En la escena que nos ocupa, Juan recoge los tres simbolismoS del manto y los aplica a Jesús: el manto que se reparten los soldados es el reino que anuncia Jesús y que ya no está en posesión de los judíos sino que sus herederos son los paganos representados por los soldados. El manto también es el Espíritu que Jesús comunica con su muerte y su mensaje. Por último, también expresa la propia entrega de su persona ya que prefiere asumir su muerte injusta antes que renunciar a su misión. El detalle de que el manto se divide en cuatro partes alude a los cuatro puntos cardinales y significa que el reino, el espíritu y el mensaje de Jesús van a ser llevados por toda la tierra, remarcando la universalidad de la nueva comunidad que surgirá tras su muerte. El mensaje del reino no es propiedad de un pueblo, una tribu o una institución, sino que circula libremente hacia los cuatro puntos cardinales, generando comunidades cristianas diversas en todo el mundo. Los miembros de estas comunidades serán reconocidos porque llevan el manto de Jesús, el vestido de un crucificado, es decir serán reconocidos si continúan la misión por la que Jesús dio su vida.
Pero, como los vestidos van a ser esparcidos por el mundo, el evangelista necesita expresar la idea de que aunque la herencia de Jesús es para todos los pueblos, el Espíritu es el mismo para todos. Por eso, crea una nueva figura, la túnica indivisa: “además, la túnica. La túnica no tenía costura, estaba tejida toda entera desde arriba. Se dijeron unos a otros: no la dividamos, la sorteamos a ver a quién le toca”. Es un recurso brillante para expresar la unidad del espíritu de Jesús. Es una unidad sin fisuras (costuras) porque el Padre está presente igualmente en el seno de cada comunidad cristiana que vive el dinamismo del amor.
El juego entre unidad y diversidad, o entre túnica y manto, puede enriquecerse si pensamos que el manto es la ropa exterior, mientras que la túnica es el vestido interior. De manera que para la Iglesia no debería suponer ningún problema la diversidad y pluralidad de formas, gestos, ritos, expresiones, imágenes, estilos, a la vez que mantiene la unidad interior que da la fidelidad a la fuerza vital del Espíritu.
Recientemente, el papa Francisco abordaba el tema desde la misma perspectiva: “Es verdad, el Espíritu Santo suscita los diferentes carismas en la Iglesia; en apariencia, esto parece crear desorden, pero en realidad, bajo su guía, es una inmensa riqueza, porque el Espíritu Santo es el Espíritu de unidad, que no significa uniformidad. Sólo el Espíritu Santo puede suscitar la diversidad, la multiplicidad y, al mismo tiempo, producir la unidad. Cuando somos nosotros quienes deseamos crear la diversidad, y nos encerramos en nuestros particularismos y exclusivismos, provocamos la división; y cuando queremos hacer la unidad según nuestros planes humanos, terminamos implantando la uniformidad y la homogeneidad. Por el contrario, si nos dejamos guiar por el Espíritu, la riqueza, la variedad, la diversidad nunca crean conflicto, porque él nos impulsa a vivir la variedad en la comunión de la Iglesia”. Amen.

- [BLOQUE DE TAREAS]:
1. Reproduce palabra por palabra el fragmento del texto sobre el manto y la túnica de Jesús que va de "Pero, como los" a "dinamismo del amor.", ambos incluidos.
2. En el texto sobre el manto y la túnica de Jesús, ¿por qué crea el evangelista la figura de la túnica indivisa? Explícalo en una a tres oraciones.
Los registros no cumplen ningún papel en esto.

- [Registros de un conjunto de datos]:
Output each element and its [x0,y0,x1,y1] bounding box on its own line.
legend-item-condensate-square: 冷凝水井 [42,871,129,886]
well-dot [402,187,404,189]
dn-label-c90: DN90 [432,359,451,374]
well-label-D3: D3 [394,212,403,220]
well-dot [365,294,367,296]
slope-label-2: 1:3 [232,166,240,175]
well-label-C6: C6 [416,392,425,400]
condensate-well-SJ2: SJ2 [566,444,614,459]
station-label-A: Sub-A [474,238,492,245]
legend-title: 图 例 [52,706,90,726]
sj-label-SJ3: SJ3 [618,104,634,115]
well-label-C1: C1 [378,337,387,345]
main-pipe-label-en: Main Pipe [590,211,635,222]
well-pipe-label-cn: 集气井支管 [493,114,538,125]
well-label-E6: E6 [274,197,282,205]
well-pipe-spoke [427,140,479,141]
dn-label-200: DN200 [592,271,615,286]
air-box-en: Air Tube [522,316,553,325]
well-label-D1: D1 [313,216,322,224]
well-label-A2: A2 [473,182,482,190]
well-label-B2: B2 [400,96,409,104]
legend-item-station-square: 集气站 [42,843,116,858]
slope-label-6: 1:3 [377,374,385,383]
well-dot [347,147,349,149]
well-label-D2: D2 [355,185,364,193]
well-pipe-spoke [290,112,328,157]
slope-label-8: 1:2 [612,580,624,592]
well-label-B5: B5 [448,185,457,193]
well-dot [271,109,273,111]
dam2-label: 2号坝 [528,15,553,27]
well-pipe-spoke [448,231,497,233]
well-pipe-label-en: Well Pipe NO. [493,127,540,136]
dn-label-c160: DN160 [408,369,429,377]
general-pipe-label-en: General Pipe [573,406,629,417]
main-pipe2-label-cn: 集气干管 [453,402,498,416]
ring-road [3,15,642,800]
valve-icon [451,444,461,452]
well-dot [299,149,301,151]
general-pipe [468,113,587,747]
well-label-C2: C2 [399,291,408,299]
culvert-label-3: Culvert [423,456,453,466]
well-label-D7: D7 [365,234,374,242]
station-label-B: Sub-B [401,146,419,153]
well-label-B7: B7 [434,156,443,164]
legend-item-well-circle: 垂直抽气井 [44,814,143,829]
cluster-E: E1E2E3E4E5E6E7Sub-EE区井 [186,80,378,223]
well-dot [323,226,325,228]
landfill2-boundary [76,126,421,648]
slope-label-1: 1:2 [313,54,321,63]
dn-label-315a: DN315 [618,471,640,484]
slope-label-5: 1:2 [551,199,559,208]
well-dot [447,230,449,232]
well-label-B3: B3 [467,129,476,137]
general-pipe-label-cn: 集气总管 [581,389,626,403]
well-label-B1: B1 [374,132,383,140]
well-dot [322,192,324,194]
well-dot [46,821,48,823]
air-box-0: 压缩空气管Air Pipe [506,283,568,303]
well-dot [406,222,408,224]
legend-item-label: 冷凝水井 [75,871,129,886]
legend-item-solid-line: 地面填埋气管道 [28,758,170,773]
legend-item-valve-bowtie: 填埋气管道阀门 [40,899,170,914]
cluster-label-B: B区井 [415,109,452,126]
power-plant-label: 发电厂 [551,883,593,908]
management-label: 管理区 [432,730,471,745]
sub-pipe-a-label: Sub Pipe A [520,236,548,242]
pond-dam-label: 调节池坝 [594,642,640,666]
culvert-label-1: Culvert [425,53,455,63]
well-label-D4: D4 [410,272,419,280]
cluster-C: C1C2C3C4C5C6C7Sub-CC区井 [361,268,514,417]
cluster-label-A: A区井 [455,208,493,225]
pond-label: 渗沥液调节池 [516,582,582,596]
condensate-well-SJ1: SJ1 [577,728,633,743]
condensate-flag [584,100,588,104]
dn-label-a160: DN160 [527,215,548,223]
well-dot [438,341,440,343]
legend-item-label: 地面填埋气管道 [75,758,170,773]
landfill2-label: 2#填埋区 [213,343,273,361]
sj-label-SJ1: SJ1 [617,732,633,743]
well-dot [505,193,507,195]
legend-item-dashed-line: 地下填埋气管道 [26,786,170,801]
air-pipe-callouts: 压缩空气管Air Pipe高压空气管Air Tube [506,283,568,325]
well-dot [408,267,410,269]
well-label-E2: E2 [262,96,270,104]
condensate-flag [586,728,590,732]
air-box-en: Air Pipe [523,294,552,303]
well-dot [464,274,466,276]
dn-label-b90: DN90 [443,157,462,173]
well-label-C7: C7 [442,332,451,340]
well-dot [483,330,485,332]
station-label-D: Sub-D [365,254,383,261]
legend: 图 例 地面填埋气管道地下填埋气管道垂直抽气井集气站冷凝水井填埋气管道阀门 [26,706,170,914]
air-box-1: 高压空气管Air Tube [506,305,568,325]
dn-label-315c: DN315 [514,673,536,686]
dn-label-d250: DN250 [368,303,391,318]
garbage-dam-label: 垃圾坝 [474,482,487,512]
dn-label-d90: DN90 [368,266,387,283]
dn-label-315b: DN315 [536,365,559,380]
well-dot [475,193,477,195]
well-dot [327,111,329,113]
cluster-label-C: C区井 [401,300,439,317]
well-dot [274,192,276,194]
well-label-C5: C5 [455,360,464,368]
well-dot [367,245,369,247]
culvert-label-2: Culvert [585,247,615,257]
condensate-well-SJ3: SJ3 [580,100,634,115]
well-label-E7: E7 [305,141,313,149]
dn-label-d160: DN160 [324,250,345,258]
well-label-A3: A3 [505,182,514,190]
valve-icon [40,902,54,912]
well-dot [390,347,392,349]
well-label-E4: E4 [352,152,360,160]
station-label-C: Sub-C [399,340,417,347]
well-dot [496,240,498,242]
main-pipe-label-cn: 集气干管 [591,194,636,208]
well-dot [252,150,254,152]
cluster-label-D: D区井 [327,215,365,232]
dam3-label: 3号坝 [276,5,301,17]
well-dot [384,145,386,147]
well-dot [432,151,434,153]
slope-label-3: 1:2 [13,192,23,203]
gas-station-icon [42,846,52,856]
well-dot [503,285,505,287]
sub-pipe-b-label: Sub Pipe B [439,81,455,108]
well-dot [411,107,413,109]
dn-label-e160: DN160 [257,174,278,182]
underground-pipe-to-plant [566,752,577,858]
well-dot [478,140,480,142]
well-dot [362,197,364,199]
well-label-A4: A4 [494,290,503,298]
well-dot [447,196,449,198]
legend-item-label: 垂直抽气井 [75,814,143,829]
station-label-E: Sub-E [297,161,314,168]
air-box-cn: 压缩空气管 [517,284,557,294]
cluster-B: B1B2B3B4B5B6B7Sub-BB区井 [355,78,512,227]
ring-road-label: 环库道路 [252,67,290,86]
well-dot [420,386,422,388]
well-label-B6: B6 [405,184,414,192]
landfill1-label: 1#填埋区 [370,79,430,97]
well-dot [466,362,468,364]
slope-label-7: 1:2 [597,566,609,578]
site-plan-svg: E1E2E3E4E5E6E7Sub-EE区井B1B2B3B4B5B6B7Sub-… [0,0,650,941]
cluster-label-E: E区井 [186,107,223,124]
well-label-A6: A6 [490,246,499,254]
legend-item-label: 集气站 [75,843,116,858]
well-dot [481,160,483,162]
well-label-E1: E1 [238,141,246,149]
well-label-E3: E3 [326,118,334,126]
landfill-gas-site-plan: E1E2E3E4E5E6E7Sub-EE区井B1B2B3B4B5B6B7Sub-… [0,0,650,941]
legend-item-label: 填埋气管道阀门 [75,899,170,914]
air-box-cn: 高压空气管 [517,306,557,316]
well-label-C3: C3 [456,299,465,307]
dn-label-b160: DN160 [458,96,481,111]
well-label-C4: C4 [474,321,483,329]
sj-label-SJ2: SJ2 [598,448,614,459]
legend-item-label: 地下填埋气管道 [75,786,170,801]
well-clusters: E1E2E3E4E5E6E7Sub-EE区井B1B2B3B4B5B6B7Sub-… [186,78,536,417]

- [RESULTADOS DEL EJERCICIO]:
1.
Pero, como los vestidos van a ser esparcidos por el mundo, el evangelista necesita expresar la idea de que aunque la herencia de Jesús es para todos los pueblos, el Espíritu es el mismo para todos. Por eso, crea una nueva figura, la túnica indivisa: “además, la túnica. La túnica no tenía costura, estaba tejida toda entera desde arriba. Se dijeron unos a otros: no la dividamos, la sorteamos a ver a quién le toca”. Es un recurso brillante para expresar la unidad del espíritu de Jesús. Es una unidad sin fisuras (costuras) porque el Padre está presente igualmente en el seno de cada comunidad cristiana que vive el dinamismo del amor.

2. Los vestidos de Jesús van a ser esparcidos por el mundo. Por eso el evangelista necesita expresar que, aunque la herencia de Jesús es para todos los pueblos, el Espíritu es el mismo para todos. La túnica sin costura expresa esa unidad del espíritu de Jesús.